Extracts from a graphics dataset

####################

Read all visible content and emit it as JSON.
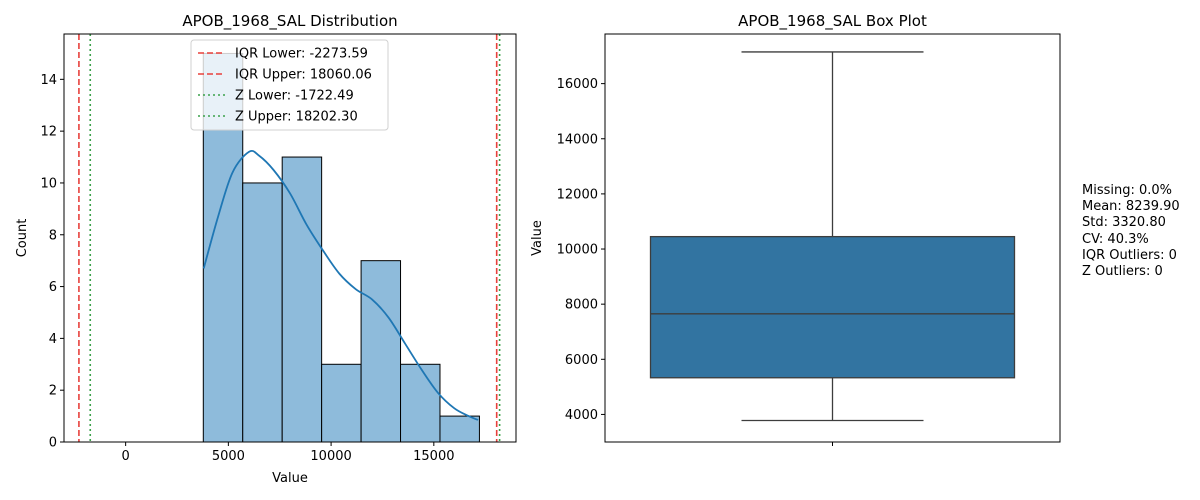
{
  "chart_data": [
    {
      "type": "bar",
      "title": "APOB_1968_SAL Distribution",
      "xlabel": "Value",
      "ylabel": "Count",
      "xlim": [
        -3000,
        19000
      ],
      "ylim": [
        0,
        15.75
      ],
      "xticks": [
        0,
        5000,
        10000,
        15000
      ],
      "yticks": [
        0,
        2,
        4,
        6,
        8,
        10,
        12,
        14
      ],
      "bins": [
        {
          "x0": 3780,
          "x1": 5700,
          "count": 15
        },
        {
          "x0": 5700,
          "x1": 7620,
          "count": 10
        },
        {
          "x0": 7620,
          "x1": 9540,
          "count": 11
        },
        {
          "x0": 9540,
          "x1": 11460,
          "count": 3
        },
        {
          "x0": 11460,
          "x1": 13380,
          "count": 7
        },
        {
          "x0": 13380,
          "x1": 15300,
          "count": 3
        },
        {
          "x0": 15300,
          "x1": 17220,
          "count": 1
        }
      ],
      "kde": {
        "x": [
          3800,
          4500,
          5200,
          6000,
          6500,
          7200,
          8000,
          8800,
          9600,
          10400,
          11200,
          12000,
          12800,
          13600,
          14400,
          15200,
          16000,
          16700,
          17150
        ],
        "y": [
          6.7,
          8.7,
          10.4,
          11.2,
          11.05,
          10.5,
          9.6,
          8.4,
          7.4,
          6.5,
          5.9,
          5.5,
          4.8,
          3.8,
          2.8,
          1.9,
          1.3,
          1.0,
          0.85
        ]
      },
      "reference_lines": [
        {
          "label": "IQR Lower: -2273.59",
          "value": -2273.59,
          "color": "#e8413c",
          "style": "dashed"
        },
        {
          "label": "IQR Upper: 18060.06",
          "value": 18060.06,
          "color": "#e8413c",
          "style": "dashed"
        },
        {
          "label": "Z Lower: -1722.49",
          "value": -1722.49,
          "color": "#3aa14a",
          "style": "dotted"
        },
        {
          "label": "Z Upper: 18202.30",
          "value": 18202.3,
          "color": "#3aa14a",
          "style": "dotted"
        }
      ],
      "colors": {
        "bar_fill": "#8ebbdb",
        "bar_edge": "#000000",
        "kde_line": "#1f77b4"
      },
      "legend_position": "top-center"
    },
    {
      "type": "box",
      "title": "APOB_1968_SAL Box Plot",
      "ylabel": "Value",
      "ylim": [
        3000,
        17800
      ],
      "yticks": [
        4000,
        6000,
        8000,
        10000,
        12000,
        14000,
        16000
      ],
      "box": {
        "whisker_low": 3780,
        "q1": 5330,
        "median": 7650,
        "q3": 10450,
        "whisker_high": 17150
      },
      "colors": {
        "box_fill": "#3274a1",
        "lines": "#3d3d3d"
      }
    }
  ],
  "stats_text": [
    "Missing: 0.0%",
    "Mean: 8239.90",
    "Std: 3320.80",
    "CV: 40.3%",
    "IQR Outliers: 0",
    "Z Outliers: 0"
  ]
}
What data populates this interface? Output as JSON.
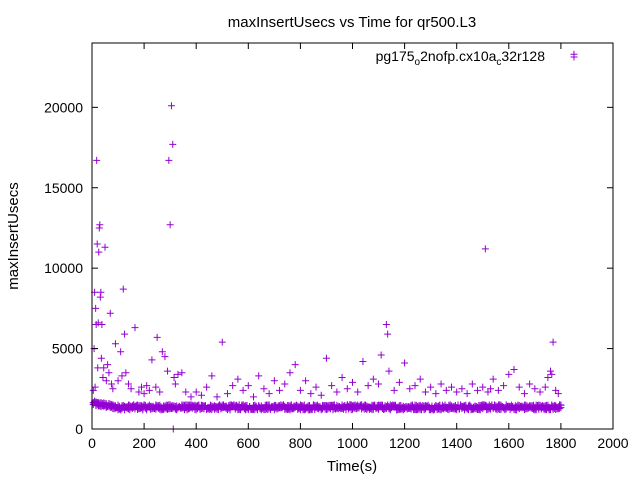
{
  "chart_data": {
    "type": "scatter",
    "title": "maxInsertUsecs vs Time for qr500.L3",
    "xlabel": "Time(s)",
    "ylabel": "maxInsertUsecs",
    "xlim": [
      0,
      2000
    ],
    "ylim": [
      0,
      24000
    ],
    "xticks": [
      0,
      200,
      400,
      600,
      800,
      1000,
      1200,
      1400,
      1600,
      1800,
      2000
    ],
    "yticks": [
      0,
      5000,
      10000,
      15000,
      20000
    ],
    "grid": false,
    "legend_position": "top-right",
    "series": [
      {
        "name": "pg175_o2nofp.cx10a_c32r128",
        "name_parts": {
          "base": "pg175",
          "sub1": "o",
          "mid": "2nofp.cx10a",
          "sub2": "c",
          "tail": "32r128"
        },
        "marker": "plus",
        "color": "#9400d3",
        "baseline": {
          "x_start": 5,
          "x_end": 1800,
          "step": 5,
          "y_start": 1600,
          "y_plateau": 1350,
          "jitter": 160
        },
        "points": [
          [
            5,
            2400
          ],
          [
            8,
            5000
          ],
          [
            10,
            8500
          ],
          [
            12,
            2600
          ],
          [
            14,
            7500
          ],
          [
            16,
            6500
          ],
          [
            18,
            16700
          ],
          [
            20,
            11500
          ],
          [
            22,
            3800
          ],
          [
            24,
            6600
          ],
          [
            26,
            11000
          ],
          [
            28,
            12500
          ],
          [
            30,
            12700
          ],
          [
            32,
            8200
          ],
          [
            34,
            8500
          ],
          [
            36,
            4400
          ],
          [
            38,
            6500
          ],
          [
            42,
            3200
          ],
          [
            45,
            3800
          ],
          [
            50,
            11300
          ],
          [
            55,
            3000
          ],
          [
            60,
            4000
          ],
          [
            65,
            3500
          ],
          [
            70,
            7200
          ],
          [
            75,
            2800
          ],
          [
            80,
            2500
          ],
          [
            90,
            5300
          ],
          [
            100,
            3000
          ],
          [
            110,
            4800
          ],
          [
            115,
            3300
          ],
          [
            120,
            8700
          ],
          [
            125,
            5900
          ],
          [
            130,
            3500
          ],
          [
            140,
            2800
          ],
          [
            150,
            2500
          ],
          [
            165,
            6300
          ],
          [
            180,
            2300
          ],
          [
            190,
            2600
          ],
          [
            200,
            2200
          ],
          [
            210,
            2700
          ],
          [
            220,
            2400
          ],
          [
            230,
            4300
          ],
          [
            245,
            2600
          ],
          [
            250,
            5700
          ],
          [
            260,
            2300
          ],
          [
            270,
            4800
          ],
          [
            280,
            4500
          ],
          [
            290,
            3600
          ],
          [
            295,
            16700
          ],
          [
            300,
            12700
          ],
          [
            305,
            20100
          ],
          [
            310,
            17700
          ],
          [
            312,
            0
          ],
          [
            315,
            3200
          ],
          [
            320,
            2800
          ],
          [
            330,
            3400
          ],
          [
            345,
            3500
          ],
          [
            360,
            2300
          ],
          [
            380,
            2000
          ],
          [
            400,
            2300
          ],
          [
            420,
            2100
          ],
          [
            440,
            2600
          ],
          [
            460,
            3300
          ],
          [
            480,
            2000
          ],
          [
            500,
            5400
          ],
          [
            520,
            2200
          ],
          [
            540,
            2700
          ],
          [
            560,
            3100
          ],
          [
            580,
            2400
          ],
          [
            600,
            2700
          ],
          [
            620,
            2000
          ],
          [
            640,
            3300
          ],
          [
            660,
            2500
          ],
          [
            680,
            2200
          ],
          [
            700,
            3000
          ],
          [
            720,
            2400
          ],
          [
            740,
            2800
          ],
          [
            760,
            3500
          ],
          [
            780,
            4000
          ],
          [
            800,
            2400
          ],
          [
            820,
            3000
          ],
          [
            840,
            2200
          ],
          [
            860,
            2600
          ],
          [
            880,
            2100
          ],
          [
            900,
            4400
          ],
          [
            920,
            2700
          ],
          [
            940,
            2300
          ],
          [
            960,
            3200
          ],
          [
            980,
            2500
          ],
          [
            1000,
            2900
          ],
          [
            1020,
            2300
          ],
          [
            1040,
            4200
          ],
          [
            1060,
            2700
          ],
          [
            1080,
            3100
          ],
          [
            1100,
            2800
          ],
          [
            1110,
            4600
          ],
          [
            1130,
            6500
          ],
          [
            1135,
            5900
          ],
          [
            1140,
            3600
          ],
          [
            1160,
            2400
          ],
          [
            1180,
            2900
          ],
          [
            1200,
            4100
          ],
          [
            1220,
            2500
          ],
          [
            1240,
            2700
          ],
          [
            1260,
            3100
          ],
          [
            1280,
            2300
          ],
          [
            1300,
            2600
          ],
          [
            1320,
            2200
          ],
          [
            1340,
            2800
          ],
          [
            1360,
            2400
          ],
          [
            1380,
            2600
          ],
          [
            1400,
            2300
          ],
          [
            1420,
            2500
          ],
          [
            1440,
            2200
          ],
          [
            1460,
            2800
          ],
          [
            1480,
            2400
          ],
          [
            1500,
            2600
          ],
          [
            1510,
            11200
          ],
          [
            1520,
            2300
          ],
          [
            1530,
            2500
          ],
          [
            1540,
            3100
          ],
          [
            1560,
            2400
          ],
          [
            1580,
            2700
          ],
          [
            1600,
            3400
          ],
          [
            1620,
            3700
          ],
          [
            1640,
            2600
          ],
          [
            1660,
            2200
          ],
          [
            1680,
            2800
          ],
          [
            1700,
            2500
          ],
          [
            1720,
            2300
          ],
          [
            1740,
            2600
          ],
          [
            1750,
            3200
          ],
          [
            1760,
            3600
          ],
          [
            1765,
            3400
          ],
          [
            1770,
            5400
          ],
          [
            1780,
            2400
          ],
          [
            1790,
            2200
          ],
          [
            1850,
            23300
          ]
        ]
      }
    ]
  }
}
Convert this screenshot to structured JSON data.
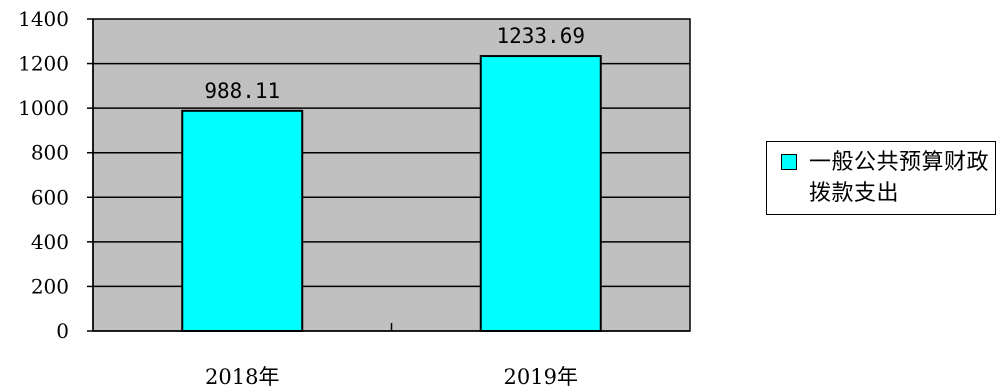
{
  "chart_data": {
    "type": "bar",
    "title": "",
    "xlabel": "",
    "ylabel": "",
    "categories": [
      "2018年",
      "2019年"
    ],
    "series": [
      {
        "name": "一般公共预算财政拨款支出",
        "values": [
          988.11,
          1233.69
        ],
        "data_labels": [
          "988.11",
          "1233.69"
        ]
      }
    ],
    "ylim": [
      0,
      1400
    ],
    "yticks": [
      0,
      200,
      400,
      600,
      800,
      1000,
      1200,
      1400
    ],
    "grid": true,
    "legend_position": "right",
    "colors": {
      "bar_fill": "#00ffff",
      "bar_stroke": "#000000",
      "plot_background": "#c0c0c0",
      "gridline": "#000000"
    }
  }
}
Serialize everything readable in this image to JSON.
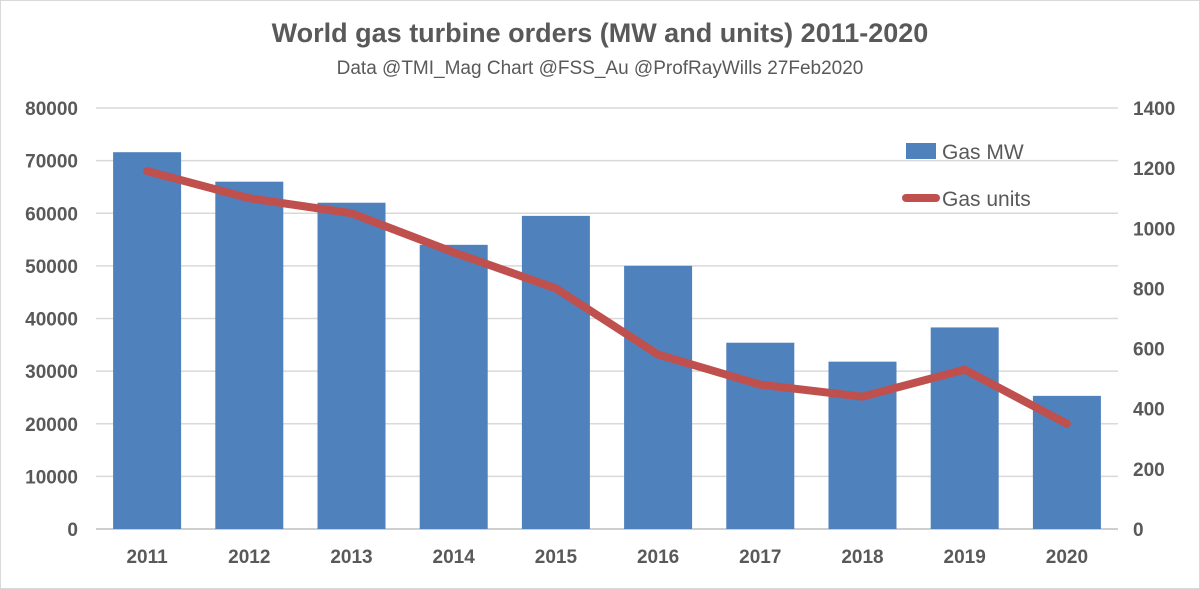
{
  "chart_data": {
    "type": "bar+line",
    "title": "World gas turbine orders (MW and units) 2011-2020",
    "subtitle": "Data @TMI_Mag Chart @FSS_Au @ProfRayWills 27Feb2020",
    "categories": [
      "2011",
      "2012",
      "2013",
      "2014",
      "2015",
      "2016",
      "2017",
      "2018",
      "2019",
      "2020"
    ],
    "series": [
      {
        "name": "Gas MW",
        "type": "bar",
        "axis": "left",
        "color": "#4f81bd",
        "values": [
          71600,
          66000,
          62000,
          54000,
          59500,
          50000,
          35400,
          31800,
          38300,
          25300
        ]
      },
      {
        "name": "Gas units",
        "type": "line",
        "axis": "right",
        "color": "#c0504d",
        "values": [
          1190,
          1100,
          1050,
          920,
          800,
          580,
          480,
          440,
          530,
          350
        ]
      }
    ],
    "y_left": {
      "range": [
        0,
        80000
      ],
      "ticks": [
        "0",
        "10000",
        "20000",
        "30000",
        "40000",
        "50000",
        "60000",
        "70000",
        "80000"
      ]
    },
    "y_right": {
      "range": [
        0,
        1400
      ],
      "ticks": [
        "0",
        "200",
        "400",
        "600",
        "800",
        "1000",
        "1200",
        "1400"
      ]
    },
    "grid": true,
    "legend": "top-right"
  }
}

####################

What to work on> From the listing above, collect every line that mentions the word "Lower".

Problem solution>
          "label": "IQR Lower: -2273.59",
          "label": "Z Lower: -1722.49",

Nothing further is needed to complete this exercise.